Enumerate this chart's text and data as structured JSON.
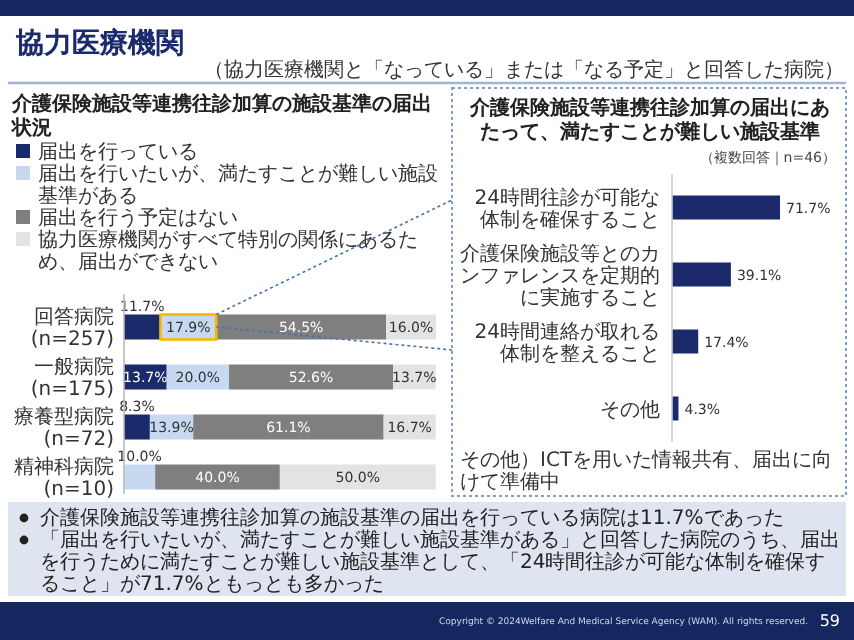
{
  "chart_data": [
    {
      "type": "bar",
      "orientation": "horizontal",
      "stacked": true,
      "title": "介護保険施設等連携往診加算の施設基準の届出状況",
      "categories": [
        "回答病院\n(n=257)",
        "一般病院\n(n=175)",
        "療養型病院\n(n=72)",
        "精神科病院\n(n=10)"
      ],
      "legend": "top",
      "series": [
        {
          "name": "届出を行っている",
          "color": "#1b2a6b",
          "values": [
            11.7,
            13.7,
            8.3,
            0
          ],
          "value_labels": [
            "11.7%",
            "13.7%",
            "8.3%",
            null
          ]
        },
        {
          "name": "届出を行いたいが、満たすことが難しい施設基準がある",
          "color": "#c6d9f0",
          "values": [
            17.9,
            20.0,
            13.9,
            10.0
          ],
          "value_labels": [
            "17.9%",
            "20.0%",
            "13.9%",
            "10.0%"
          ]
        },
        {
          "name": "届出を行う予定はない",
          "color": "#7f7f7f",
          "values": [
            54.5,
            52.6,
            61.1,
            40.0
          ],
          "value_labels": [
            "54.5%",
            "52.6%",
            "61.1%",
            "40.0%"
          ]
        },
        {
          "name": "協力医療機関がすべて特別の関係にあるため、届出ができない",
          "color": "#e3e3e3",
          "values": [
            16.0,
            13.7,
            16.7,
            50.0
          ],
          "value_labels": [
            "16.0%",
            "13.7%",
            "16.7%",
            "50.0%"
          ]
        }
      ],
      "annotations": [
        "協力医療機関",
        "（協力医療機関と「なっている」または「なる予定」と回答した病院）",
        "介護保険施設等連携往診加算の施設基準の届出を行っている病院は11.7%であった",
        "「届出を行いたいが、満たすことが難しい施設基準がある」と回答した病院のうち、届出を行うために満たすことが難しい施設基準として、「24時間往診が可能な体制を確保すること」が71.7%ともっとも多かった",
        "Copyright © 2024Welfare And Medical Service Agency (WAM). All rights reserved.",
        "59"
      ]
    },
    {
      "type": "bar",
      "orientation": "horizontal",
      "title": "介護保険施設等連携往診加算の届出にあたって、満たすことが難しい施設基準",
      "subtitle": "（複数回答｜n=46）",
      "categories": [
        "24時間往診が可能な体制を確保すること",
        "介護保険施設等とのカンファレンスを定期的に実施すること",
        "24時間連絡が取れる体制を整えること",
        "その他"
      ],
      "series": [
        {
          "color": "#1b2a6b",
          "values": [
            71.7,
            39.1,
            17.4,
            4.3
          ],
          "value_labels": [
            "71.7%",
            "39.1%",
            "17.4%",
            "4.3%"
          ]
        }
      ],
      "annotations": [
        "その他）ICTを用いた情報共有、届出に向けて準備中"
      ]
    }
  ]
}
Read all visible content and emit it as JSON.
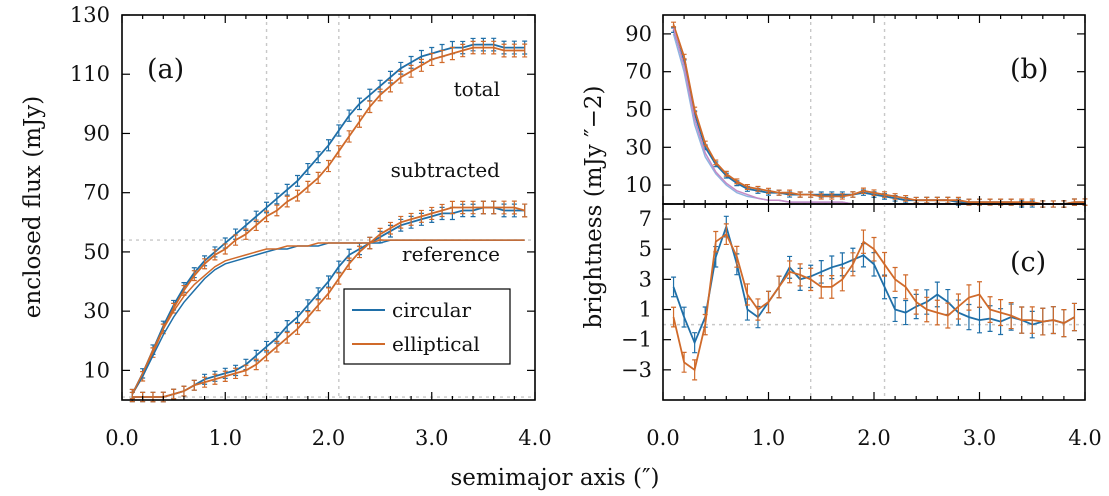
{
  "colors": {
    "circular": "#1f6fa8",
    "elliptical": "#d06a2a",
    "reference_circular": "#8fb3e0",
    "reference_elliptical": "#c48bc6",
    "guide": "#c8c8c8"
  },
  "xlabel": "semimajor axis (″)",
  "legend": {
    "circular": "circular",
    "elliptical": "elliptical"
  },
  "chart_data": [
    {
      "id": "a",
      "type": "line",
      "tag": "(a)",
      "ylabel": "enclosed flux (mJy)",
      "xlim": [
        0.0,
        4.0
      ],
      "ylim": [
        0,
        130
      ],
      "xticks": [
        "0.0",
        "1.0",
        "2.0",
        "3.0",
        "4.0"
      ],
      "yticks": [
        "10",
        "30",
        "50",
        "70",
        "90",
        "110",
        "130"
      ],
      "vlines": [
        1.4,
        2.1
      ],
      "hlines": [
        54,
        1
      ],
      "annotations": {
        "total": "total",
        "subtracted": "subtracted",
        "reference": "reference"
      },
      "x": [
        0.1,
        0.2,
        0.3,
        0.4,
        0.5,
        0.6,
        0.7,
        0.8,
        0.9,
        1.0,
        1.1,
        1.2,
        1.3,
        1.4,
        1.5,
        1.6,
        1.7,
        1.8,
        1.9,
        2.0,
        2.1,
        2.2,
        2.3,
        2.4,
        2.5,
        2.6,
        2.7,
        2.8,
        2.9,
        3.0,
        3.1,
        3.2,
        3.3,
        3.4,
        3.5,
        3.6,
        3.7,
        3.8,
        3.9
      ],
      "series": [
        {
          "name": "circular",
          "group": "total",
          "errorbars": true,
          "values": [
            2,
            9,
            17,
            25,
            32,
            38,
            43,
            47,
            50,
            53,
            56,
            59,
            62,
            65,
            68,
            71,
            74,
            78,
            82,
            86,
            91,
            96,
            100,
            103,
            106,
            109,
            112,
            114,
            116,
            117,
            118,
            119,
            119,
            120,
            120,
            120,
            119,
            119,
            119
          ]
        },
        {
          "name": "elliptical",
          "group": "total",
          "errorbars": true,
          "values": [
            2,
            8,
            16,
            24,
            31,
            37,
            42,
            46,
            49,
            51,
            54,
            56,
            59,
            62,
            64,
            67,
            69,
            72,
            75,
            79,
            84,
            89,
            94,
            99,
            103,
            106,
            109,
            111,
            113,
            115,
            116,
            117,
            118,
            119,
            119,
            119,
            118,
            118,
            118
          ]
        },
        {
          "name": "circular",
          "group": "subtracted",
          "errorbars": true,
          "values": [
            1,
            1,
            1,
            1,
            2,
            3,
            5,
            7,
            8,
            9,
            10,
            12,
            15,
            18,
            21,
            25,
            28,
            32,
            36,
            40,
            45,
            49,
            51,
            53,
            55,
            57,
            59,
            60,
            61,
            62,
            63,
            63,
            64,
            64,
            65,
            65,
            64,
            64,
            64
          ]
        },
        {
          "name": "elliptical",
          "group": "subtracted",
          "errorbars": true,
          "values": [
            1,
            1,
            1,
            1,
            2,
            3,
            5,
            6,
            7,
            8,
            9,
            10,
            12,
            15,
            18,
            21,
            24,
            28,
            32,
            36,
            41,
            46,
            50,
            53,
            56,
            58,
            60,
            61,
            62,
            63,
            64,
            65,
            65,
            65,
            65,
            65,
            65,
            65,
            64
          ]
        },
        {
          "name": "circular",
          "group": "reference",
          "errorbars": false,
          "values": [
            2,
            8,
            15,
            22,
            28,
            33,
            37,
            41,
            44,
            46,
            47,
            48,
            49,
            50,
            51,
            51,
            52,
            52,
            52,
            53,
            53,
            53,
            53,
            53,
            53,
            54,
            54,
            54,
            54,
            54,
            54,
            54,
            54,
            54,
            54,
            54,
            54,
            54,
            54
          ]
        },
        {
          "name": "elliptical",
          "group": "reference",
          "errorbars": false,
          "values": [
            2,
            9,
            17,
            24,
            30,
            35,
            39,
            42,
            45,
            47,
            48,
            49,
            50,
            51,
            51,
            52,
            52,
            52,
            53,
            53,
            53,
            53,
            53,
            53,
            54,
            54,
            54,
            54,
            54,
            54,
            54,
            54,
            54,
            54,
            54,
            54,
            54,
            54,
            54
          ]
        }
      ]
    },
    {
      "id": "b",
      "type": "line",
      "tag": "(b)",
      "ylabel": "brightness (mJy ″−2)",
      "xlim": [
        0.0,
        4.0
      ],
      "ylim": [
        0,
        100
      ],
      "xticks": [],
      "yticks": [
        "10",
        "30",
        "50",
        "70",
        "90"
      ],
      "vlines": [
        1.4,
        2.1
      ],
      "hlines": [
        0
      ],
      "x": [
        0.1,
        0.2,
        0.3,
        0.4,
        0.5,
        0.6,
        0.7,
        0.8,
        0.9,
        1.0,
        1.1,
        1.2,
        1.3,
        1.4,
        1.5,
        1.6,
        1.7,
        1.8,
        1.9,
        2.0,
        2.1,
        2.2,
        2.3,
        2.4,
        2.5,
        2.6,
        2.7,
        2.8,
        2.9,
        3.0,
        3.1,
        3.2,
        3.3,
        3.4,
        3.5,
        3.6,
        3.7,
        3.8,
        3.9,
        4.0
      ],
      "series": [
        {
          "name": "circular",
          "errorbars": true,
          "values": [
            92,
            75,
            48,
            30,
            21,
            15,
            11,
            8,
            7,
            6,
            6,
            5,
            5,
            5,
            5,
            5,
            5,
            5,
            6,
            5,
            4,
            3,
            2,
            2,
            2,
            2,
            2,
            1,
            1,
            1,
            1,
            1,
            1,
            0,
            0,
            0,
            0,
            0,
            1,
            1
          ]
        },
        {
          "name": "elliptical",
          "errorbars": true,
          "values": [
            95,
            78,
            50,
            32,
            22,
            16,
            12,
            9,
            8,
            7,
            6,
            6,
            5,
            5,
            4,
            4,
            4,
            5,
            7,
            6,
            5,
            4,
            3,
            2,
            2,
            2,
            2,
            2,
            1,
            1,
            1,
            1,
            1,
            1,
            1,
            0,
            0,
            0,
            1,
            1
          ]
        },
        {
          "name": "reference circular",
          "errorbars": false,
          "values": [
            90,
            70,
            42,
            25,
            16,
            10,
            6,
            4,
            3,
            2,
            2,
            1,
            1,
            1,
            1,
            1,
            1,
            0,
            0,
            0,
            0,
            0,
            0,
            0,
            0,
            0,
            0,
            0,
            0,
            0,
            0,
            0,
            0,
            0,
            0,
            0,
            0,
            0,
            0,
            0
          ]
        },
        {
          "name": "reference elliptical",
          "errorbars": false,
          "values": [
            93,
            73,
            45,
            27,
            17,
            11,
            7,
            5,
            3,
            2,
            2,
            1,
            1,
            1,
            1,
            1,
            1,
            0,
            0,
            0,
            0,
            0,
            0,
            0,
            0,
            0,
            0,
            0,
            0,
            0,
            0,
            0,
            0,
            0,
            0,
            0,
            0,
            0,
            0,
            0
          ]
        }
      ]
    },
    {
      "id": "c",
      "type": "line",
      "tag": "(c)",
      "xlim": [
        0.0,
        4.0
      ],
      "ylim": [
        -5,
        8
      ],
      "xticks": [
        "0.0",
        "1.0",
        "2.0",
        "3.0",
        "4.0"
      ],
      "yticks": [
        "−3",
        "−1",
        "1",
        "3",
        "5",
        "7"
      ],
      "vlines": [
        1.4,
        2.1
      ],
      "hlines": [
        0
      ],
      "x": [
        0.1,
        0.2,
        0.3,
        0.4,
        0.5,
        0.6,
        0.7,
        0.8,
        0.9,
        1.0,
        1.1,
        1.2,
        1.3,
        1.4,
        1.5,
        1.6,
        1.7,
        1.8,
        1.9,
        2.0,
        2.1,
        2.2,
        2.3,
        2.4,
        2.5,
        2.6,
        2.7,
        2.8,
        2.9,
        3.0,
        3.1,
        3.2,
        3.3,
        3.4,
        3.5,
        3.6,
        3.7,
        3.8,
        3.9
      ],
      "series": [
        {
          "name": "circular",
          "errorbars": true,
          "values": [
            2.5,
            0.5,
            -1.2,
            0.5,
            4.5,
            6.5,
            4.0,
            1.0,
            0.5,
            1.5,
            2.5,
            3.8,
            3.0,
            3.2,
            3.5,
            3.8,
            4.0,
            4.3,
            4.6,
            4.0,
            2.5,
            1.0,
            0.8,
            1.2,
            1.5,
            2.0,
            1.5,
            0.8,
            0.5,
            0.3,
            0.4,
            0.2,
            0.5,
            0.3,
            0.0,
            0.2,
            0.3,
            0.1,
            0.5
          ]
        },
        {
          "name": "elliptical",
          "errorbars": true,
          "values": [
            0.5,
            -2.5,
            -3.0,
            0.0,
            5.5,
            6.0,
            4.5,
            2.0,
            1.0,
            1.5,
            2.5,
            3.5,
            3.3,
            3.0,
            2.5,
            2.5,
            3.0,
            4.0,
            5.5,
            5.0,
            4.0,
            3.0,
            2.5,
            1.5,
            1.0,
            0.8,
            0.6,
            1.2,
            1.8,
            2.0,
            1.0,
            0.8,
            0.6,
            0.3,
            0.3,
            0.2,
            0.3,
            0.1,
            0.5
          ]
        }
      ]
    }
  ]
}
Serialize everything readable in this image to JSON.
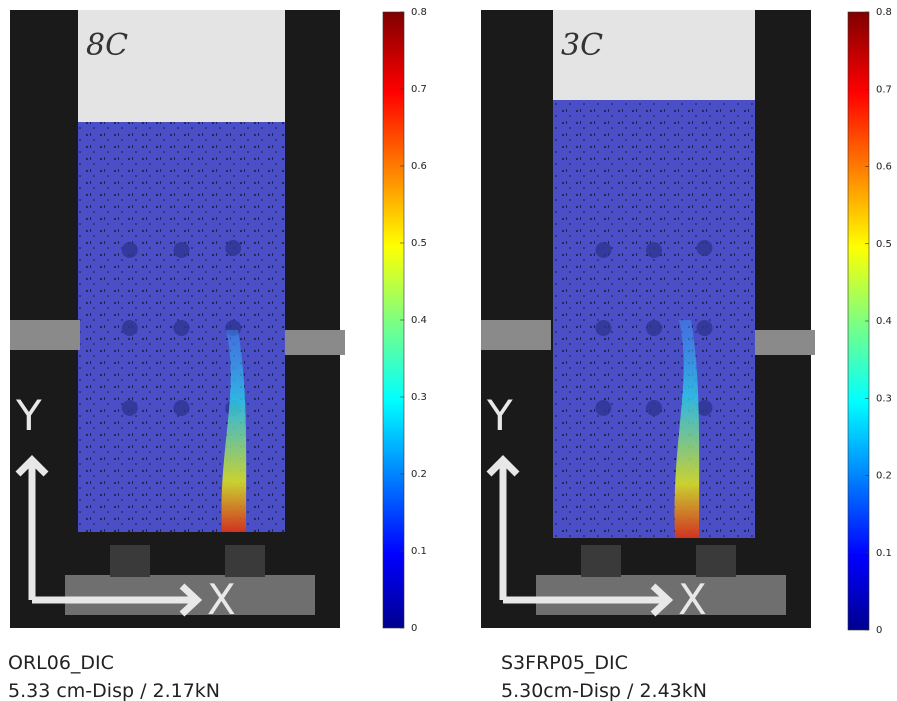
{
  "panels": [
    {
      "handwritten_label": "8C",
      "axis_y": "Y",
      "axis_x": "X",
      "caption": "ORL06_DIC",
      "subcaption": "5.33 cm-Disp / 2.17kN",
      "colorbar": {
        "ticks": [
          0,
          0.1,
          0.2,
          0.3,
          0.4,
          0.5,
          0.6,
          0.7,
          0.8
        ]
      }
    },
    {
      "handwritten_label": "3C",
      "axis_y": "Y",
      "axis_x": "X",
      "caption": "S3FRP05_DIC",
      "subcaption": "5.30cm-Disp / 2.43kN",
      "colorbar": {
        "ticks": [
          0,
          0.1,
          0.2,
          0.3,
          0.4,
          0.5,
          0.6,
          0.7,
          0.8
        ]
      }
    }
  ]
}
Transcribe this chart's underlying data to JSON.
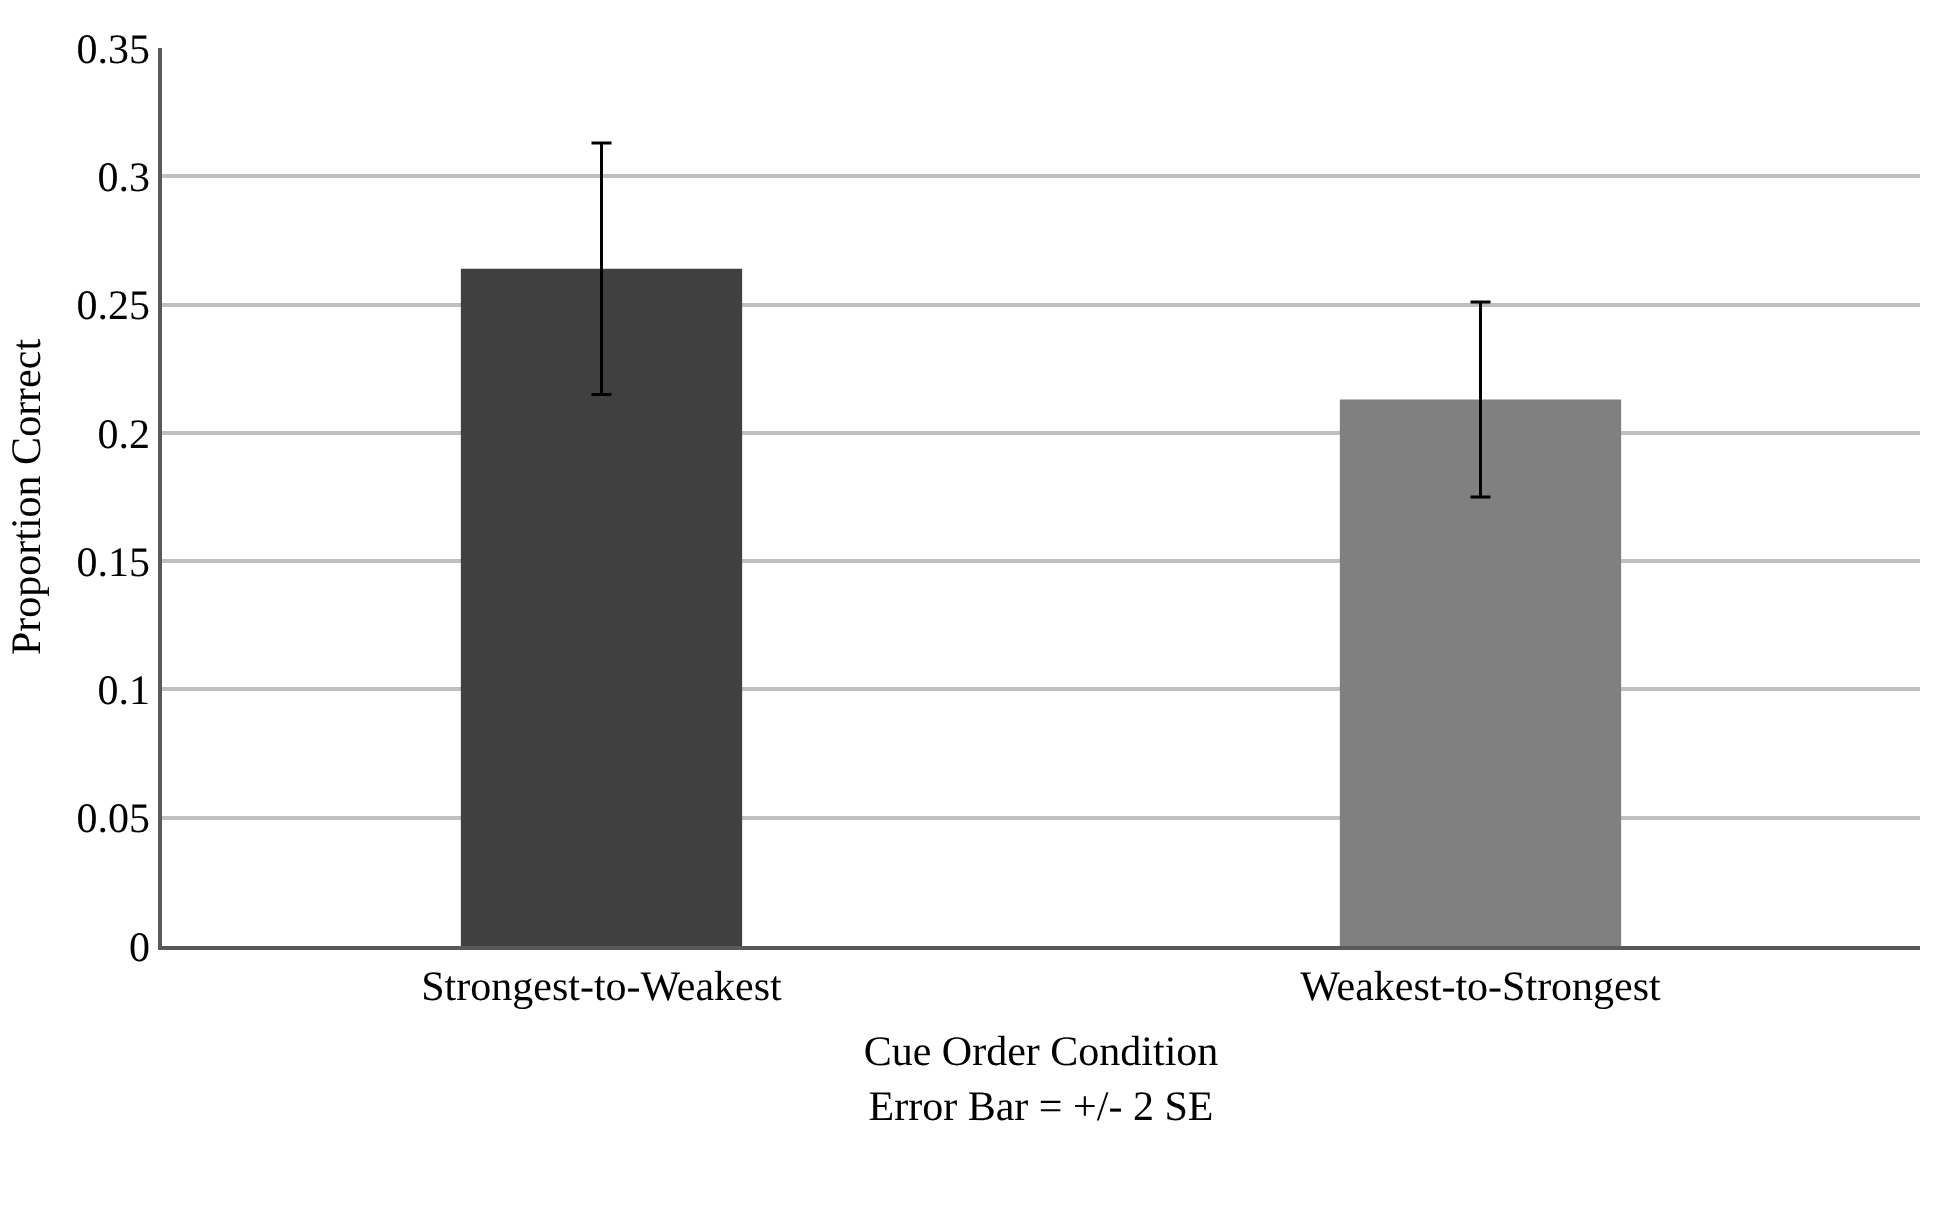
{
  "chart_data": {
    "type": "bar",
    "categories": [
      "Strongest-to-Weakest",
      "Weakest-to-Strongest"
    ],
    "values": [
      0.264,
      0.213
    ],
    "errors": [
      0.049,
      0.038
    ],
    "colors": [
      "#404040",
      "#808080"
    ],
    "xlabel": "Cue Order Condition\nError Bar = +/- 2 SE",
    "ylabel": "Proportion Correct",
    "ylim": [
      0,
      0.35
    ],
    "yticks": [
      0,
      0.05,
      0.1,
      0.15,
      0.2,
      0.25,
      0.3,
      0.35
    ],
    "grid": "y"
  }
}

* * * * *

Which lines include "this"? Copy each of them out.

THE RESPONSE
Enumerate this chart's text and data as structured JSON.
Serialize everything readable in this image to JSON.
Transcribe this chart's underlying data to JSON.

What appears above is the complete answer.